PAGE TEXT -
»»


    What to change: Create an llms.txt file summarizing key pages, product categories, and store locations for AI crawlers.

  4. Sitemap is gzip-compressed and uncompressed path returns 404 High

    The sitemap referenced in robots.txt exists only as a gzip-compressed file at /sitemaps/de/spider-sitemapindex.xml.gz. The uncompressed .xml path returns 404, breaking standard XML sitemap discovery for crawlers that cannot decompress .gz inline.

    What to change: Serve the sitemap as uncompressed XML or provide a Content-Type header that allows crawlers to handle gzip. Also serve the uncompressed version at the .xml path.

  5. No Product, ItemList, or Offer schema on category or product pages High

    The category page for dresses lists 6,396 products with prices but only contains BreadcrumbList schema. No Product, ItemList, Offer, or AggregateOffer schema is present, depriving AI crawlers of structured product data.

    What to change: Add Product, ItemList, and Offer schema markup to category and product pages, including prices, availability, and product names.

  6. Organization schema uses legal entity name instead of brand name Medium

    The Organization schema on the homepage names the legal entity 'Fashion ID GmbH & Co. KG' rather than 'Peek & Cloppenburg', creating a mismatch between the brand consumers search for and the entity AI engines index.

    What to change: Add an alternateName property with 'Peek & Cloppenburg' or use the brand name as the primary name in Organization schema.

  7. LLM cold knowledge lacks awareness of key online shop features Medium

    A frontier LLM correctly identifies the brand but has no knowledge of the 62-day return policy, INSIDER loyalty program, STYLEBOP high-fashion curation, 70+ store locations, free returns, 1-2 day delivery, 300+ brands, or click-and-collect service.

    What to change: Publish structured data and content that explicitly describes these value propositions, and ensure AI crawlers can access the pages that mention them.

  8. Corporate site is open to AI crawlers but contains no product data Medium

    The peek-cloppenburg.com domain allows all AI bots with 200 responses, but it is a thin brand hub with only ~194 words of text, no product inventory, no pricing, and no shopping functionality. It provides no value for AI visibility of the online shop.

    What to change: Either redirect AI crawlers from the corporate site to the e-commerce domain, or add product summaries and links to the corporate site.

  9. Anthropic domain verification token exists but ClaudeBot is still blocked Medium

    DNS records include an anthropic-domain-verification TXT token, indicating prior engagement with Anthropic, yet ClaudeBot receives a 403 from Cloudflare on the e-commerce domain.

    What to change: Ensure that the Cloudflare WAF allows ClaudeBot, given the verification token already in place.

  10. No FAQ schema on pages with common questions Low

    Pages that likely contain frequently asked questions (e.g., about returns, delivery) do not use FAQ schema, missing an opportunity to appear in AI-generated answers.

    What to change: Add FAQ schema to pages that answer common customer questions.

What's working

  • Homepage includes Organization, WebPage, and WebSite schema — The homepage contains structured data with Organization, WebPage, and WebSite schema, including correct address, phone, and social links, which helps AI systems identify the business entity.
  • Corporate site allows all AI crawlers with 200 responses — The peek-cloppenburg.com domain returns 200 for all tested AI bots, with a permissive robots.txt, ensuring at least the brand's corporate presence is visible to AI.
  • LLM cold knowledge correctly identifies brand history and structure — A frontier LLM correctly identifies Peek & Cloppenburg as a German fashion retailer founded in 1901 in Düsseldorf, with mid-to-premium brands and over 100 stores, and knows about the two separate companies sharing the name.
  • Anthropic domain verification token is configured in DNS — The DNS records include an anthropic-domain-verification TXT token, indicating proactive engagement with Anthropic for verification purposes.
  • Category page includes BreadcrumbList schema — The dresses category page uses BreadcrumbList schema, helping AI crawlers understand the site's navigation hierarchy.

««

INFORMATION -
»»

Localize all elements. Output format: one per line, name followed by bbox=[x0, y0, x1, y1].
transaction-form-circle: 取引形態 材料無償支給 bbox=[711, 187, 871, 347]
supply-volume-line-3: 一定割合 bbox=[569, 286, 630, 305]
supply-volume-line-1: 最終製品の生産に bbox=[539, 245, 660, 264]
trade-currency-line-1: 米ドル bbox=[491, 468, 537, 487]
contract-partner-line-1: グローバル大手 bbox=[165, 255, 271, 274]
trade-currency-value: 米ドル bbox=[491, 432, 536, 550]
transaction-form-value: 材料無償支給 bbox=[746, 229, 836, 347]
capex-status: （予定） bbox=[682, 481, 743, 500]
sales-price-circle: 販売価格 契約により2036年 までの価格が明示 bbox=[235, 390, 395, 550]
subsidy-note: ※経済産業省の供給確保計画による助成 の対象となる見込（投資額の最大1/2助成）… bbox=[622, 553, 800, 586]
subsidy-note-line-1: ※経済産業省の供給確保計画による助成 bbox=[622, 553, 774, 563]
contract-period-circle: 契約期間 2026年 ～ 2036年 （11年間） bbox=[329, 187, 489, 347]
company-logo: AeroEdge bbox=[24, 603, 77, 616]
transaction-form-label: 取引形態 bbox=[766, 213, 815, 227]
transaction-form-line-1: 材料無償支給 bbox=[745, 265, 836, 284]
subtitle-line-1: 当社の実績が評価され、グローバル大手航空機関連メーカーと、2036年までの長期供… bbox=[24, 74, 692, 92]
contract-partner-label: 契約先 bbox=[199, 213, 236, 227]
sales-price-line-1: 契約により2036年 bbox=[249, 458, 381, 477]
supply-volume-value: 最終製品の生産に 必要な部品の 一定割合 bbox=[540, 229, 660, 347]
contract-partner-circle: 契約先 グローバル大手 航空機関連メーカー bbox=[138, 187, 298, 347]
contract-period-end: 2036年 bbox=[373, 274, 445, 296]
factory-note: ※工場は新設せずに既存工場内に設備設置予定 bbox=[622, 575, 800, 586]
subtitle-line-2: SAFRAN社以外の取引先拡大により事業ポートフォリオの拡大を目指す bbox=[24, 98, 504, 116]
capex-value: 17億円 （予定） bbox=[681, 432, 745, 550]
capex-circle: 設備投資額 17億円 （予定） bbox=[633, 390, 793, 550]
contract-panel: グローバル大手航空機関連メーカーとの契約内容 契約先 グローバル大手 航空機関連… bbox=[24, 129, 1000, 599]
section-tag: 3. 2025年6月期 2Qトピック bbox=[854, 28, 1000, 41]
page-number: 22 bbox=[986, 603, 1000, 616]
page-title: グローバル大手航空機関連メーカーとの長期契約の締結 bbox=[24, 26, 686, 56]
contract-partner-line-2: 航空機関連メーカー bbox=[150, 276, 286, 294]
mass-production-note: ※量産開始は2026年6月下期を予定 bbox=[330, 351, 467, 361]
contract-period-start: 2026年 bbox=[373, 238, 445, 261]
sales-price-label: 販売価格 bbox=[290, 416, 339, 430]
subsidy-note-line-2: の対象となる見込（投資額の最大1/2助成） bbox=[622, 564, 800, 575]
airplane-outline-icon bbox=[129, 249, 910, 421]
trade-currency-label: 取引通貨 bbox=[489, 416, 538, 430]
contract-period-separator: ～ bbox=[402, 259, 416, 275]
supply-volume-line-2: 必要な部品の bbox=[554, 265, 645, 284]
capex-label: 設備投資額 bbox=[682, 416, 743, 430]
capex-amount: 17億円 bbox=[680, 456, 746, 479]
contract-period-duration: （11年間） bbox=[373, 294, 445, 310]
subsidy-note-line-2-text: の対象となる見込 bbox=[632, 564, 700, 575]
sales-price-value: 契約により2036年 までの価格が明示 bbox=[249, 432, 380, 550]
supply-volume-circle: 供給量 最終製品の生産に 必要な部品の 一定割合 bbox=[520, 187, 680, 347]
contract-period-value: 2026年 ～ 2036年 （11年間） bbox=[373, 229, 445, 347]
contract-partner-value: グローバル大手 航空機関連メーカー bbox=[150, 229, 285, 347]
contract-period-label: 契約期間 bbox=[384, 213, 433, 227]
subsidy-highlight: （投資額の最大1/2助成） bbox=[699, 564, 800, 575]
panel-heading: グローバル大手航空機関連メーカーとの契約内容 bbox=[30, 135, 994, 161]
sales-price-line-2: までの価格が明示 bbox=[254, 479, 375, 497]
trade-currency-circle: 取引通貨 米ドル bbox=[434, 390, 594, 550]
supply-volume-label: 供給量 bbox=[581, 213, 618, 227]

««

EXERCISE - Using the audit above, decide whether each statement agrees with it: (a) the dresses category page contains only BreadcrumbList schema; (b) the peek-cloppenburg.com domain blocks AI bots; (c) the homepage Organization schema gives 'Peek & Cloppenburg' as its name. Answer yes or no for each, and quote the deciding words.

EXERCISE RESULT -
(a) Yes: "The category page for dresses lists 6,396 products with prices but only contains BreadcrumbList schema."
(b) No: "The peek-cloppenburg.com domain allows all AI bots with 200 responses"
(c) No: "The Organization schema on the homepage names the legal entity 'Fashion ID GmbH & Co. KG' rather than 'Peek & Cloppenburg'"